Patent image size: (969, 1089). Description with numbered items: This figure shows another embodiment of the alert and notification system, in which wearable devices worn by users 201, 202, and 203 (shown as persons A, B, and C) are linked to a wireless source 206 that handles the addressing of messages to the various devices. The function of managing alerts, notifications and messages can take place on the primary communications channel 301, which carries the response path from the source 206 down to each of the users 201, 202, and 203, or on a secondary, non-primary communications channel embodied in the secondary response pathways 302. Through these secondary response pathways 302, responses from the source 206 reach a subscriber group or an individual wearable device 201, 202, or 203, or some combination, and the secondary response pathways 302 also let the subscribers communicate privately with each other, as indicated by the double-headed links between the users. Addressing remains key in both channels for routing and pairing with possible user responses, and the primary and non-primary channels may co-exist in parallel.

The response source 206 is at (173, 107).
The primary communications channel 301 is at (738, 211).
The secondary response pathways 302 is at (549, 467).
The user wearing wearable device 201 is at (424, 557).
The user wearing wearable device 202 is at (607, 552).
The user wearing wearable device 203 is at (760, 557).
+++
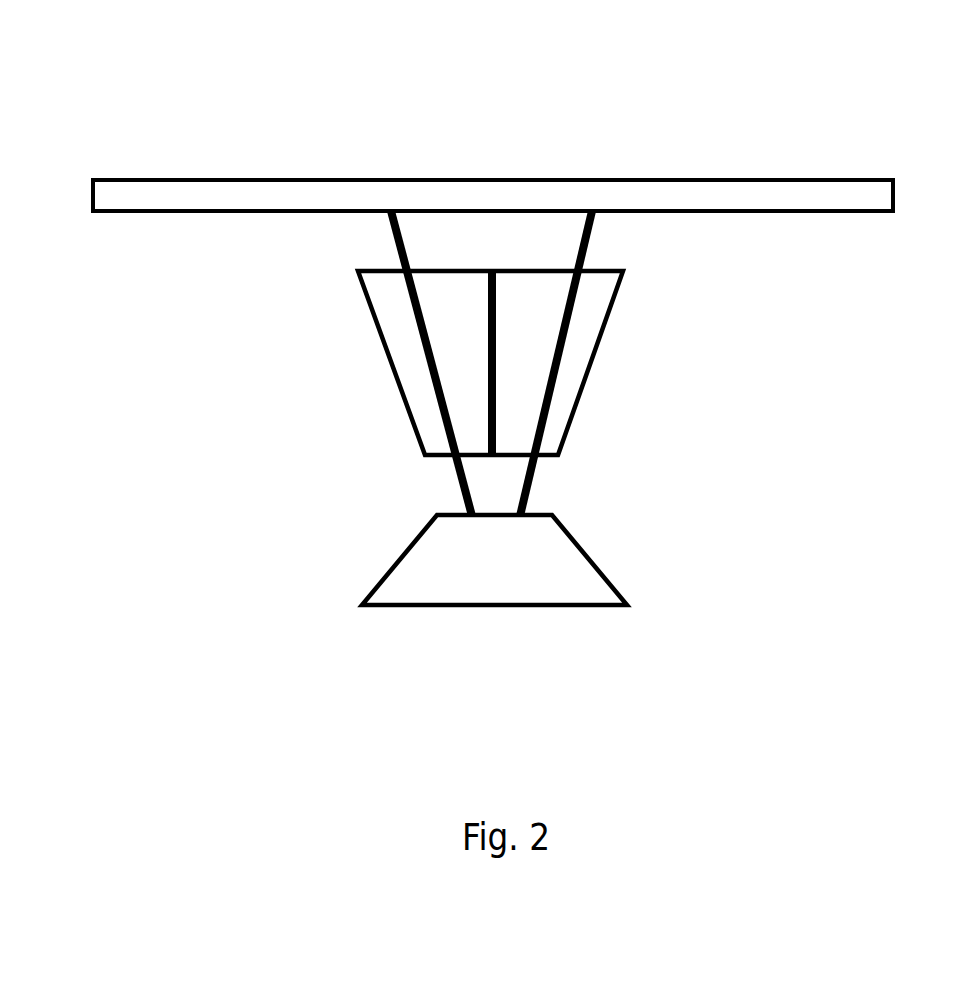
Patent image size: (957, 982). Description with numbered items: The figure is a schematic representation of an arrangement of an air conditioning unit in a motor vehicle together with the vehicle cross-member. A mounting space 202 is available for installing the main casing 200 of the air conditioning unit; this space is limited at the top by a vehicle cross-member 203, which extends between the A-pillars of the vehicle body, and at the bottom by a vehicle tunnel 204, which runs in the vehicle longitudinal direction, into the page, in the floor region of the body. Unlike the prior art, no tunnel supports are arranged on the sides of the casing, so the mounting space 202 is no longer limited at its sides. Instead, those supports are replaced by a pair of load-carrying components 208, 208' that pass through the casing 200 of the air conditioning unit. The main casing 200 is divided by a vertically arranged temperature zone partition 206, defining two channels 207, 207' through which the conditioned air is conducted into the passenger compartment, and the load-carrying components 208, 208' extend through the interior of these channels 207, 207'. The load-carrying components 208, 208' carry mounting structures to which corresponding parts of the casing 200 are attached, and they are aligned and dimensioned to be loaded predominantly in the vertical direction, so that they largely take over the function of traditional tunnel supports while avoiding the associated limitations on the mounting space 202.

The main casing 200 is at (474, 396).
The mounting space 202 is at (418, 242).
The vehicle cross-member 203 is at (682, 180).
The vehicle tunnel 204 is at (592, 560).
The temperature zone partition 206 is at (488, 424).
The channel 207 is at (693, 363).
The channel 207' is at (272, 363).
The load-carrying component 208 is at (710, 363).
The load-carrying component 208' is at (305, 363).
+++
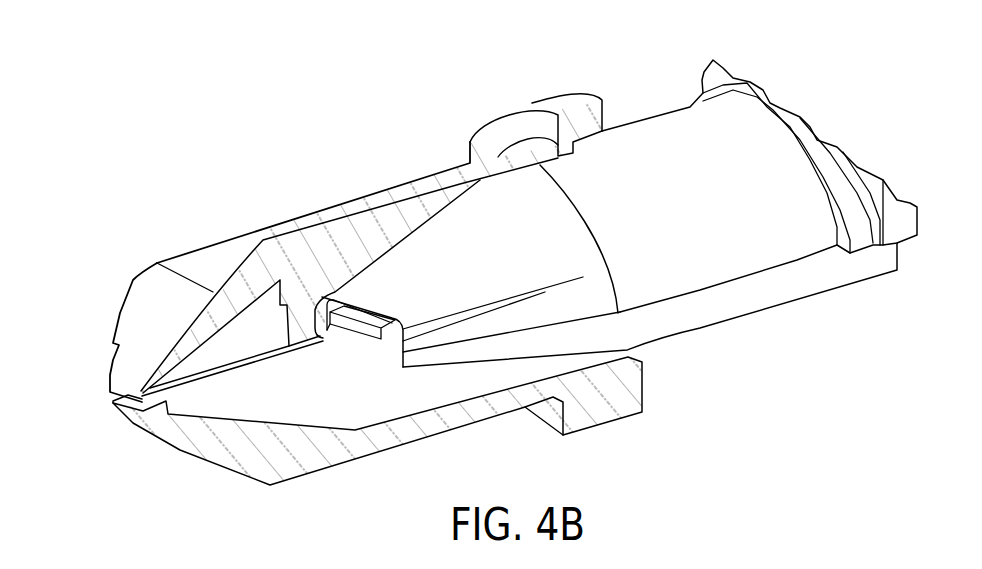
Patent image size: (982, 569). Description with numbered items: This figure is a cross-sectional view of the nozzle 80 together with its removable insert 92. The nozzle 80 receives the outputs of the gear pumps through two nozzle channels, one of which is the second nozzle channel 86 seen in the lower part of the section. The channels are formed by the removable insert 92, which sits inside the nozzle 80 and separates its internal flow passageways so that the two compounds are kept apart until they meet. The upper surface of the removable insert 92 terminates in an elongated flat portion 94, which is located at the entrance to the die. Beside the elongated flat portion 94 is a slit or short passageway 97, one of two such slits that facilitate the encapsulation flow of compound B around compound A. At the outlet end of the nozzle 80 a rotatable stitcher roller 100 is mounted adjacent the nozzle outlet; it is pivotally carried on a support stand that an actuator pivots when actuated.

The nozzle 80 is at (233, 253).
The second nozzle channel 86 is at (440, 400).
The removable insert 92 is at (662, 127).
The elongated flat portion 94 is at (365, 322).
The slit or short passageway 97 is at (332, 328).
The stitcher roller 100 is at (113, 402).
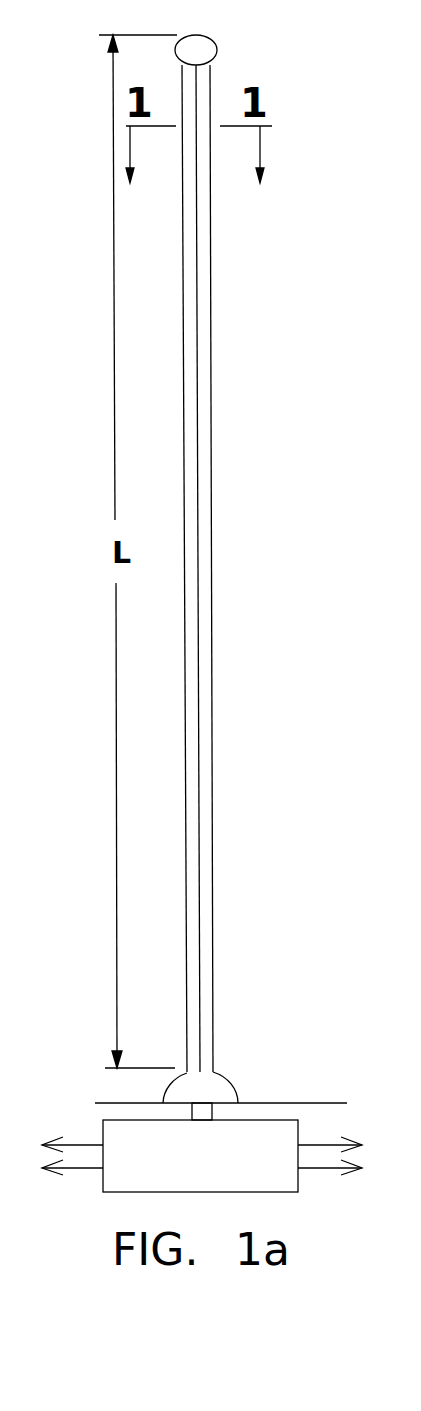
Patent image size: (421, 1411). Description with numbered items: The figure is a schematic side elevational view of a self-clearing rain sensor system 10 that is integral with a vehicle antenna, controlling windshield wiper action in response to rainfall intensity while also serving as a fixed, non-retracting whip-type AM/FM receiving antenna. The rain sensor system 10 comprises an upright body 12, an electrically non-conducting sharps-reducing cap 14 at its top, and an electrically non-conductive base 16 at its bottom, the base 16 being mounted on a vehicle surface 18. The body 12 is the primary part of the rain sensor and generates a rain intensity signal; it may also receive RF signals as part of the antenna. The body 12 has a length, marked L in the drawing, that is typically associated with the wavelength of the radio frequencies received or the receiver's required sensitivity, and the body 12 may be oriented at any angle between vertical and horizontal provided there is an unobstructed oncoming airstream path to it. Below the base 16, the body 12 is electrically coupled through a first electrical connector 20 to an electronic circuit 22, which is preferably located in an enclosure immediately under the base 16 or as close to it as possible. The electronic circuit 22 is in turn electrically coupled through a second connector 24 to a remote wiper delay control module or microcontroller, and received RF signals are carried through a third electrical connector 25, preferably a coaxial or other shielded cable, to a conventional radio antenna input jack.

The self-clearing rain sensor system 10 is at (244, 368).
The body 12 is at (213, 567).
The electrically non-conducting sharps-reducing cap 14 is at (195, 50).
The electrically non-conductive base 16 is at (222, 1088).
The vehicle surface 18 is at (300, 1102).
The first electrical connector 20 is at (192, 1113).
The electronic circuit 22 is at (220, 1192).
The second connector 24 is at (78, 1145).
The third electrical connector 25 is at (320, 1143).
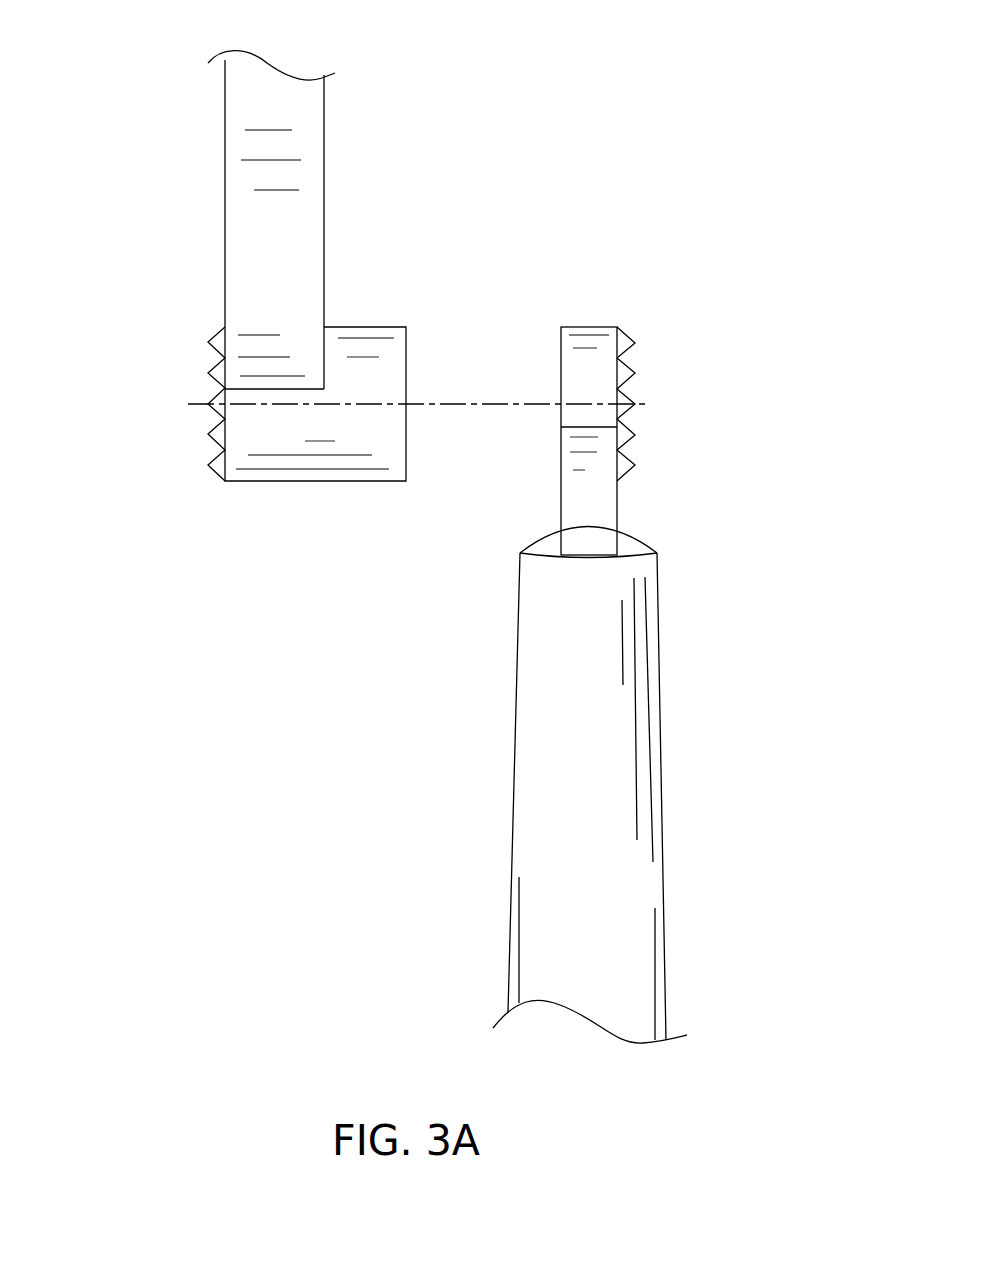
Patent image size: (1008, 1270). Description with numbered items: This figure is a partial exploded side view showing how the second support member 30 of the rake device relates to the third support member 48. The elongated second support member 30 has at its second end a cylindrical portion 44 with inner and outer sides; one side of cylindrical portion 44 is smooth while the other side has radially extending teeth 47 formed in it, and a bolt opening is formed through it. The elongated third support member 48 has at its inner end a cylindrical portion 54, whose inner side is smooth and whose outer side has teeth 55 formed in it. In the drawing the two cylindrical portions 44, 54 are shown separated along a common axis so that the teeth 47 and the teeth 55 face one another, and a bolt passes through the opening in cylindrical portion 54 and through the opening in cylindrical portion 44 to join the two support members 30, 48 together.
+++
- [AIM OF THE EXERCISE]:
Copy the listing between the lines holding "Patent image size: (969, 1089)." and "The user wearing wearable device 203", inclusive, with "embodiment" swapped for "version" and nothing else altered.

- [EXERCISE ANSWER]:
Patent image size: (969, 1089). Description with numbered items: This figure shows another version of the alert and notification system, in which wearable devices worn by users 201, 202, and 203 (shown as persons A, B, and C) are linked to a wireless source 206 that handles the addressing of messages to the various devices. The function of managing alerts, notifications and messages can take place on the primary communications channel 301, which carries the response path from the source 206 down to each of the users 201, 202, and 203, or on a secondary, non-primary communications channel embodied in the secondary response pathways 302. Through these secondary response pathways 302, responses from the source 206 reach a subscriber group or an individual wearable device 201, 202, or 203, or some combination, and the secondary response pathways 302 also let the subscribers communicate privately with each other, as indicated by the double-headed links between the users. Addressing remains key in both channels for routing and pairing with possible user responses, and the primary and non-primary channels may co-exist in parallel.

The response source 206 is at (173, 107).
The primary communications channel 301 is at (738, 211).
The secondary response pathways 302 is at (549, 467).
The user wearing wearable device 201 is at (424, 557).
The user wearing wearable device 202 is at (607, 552).
The user wearing wearable device 203 is at (760, 557).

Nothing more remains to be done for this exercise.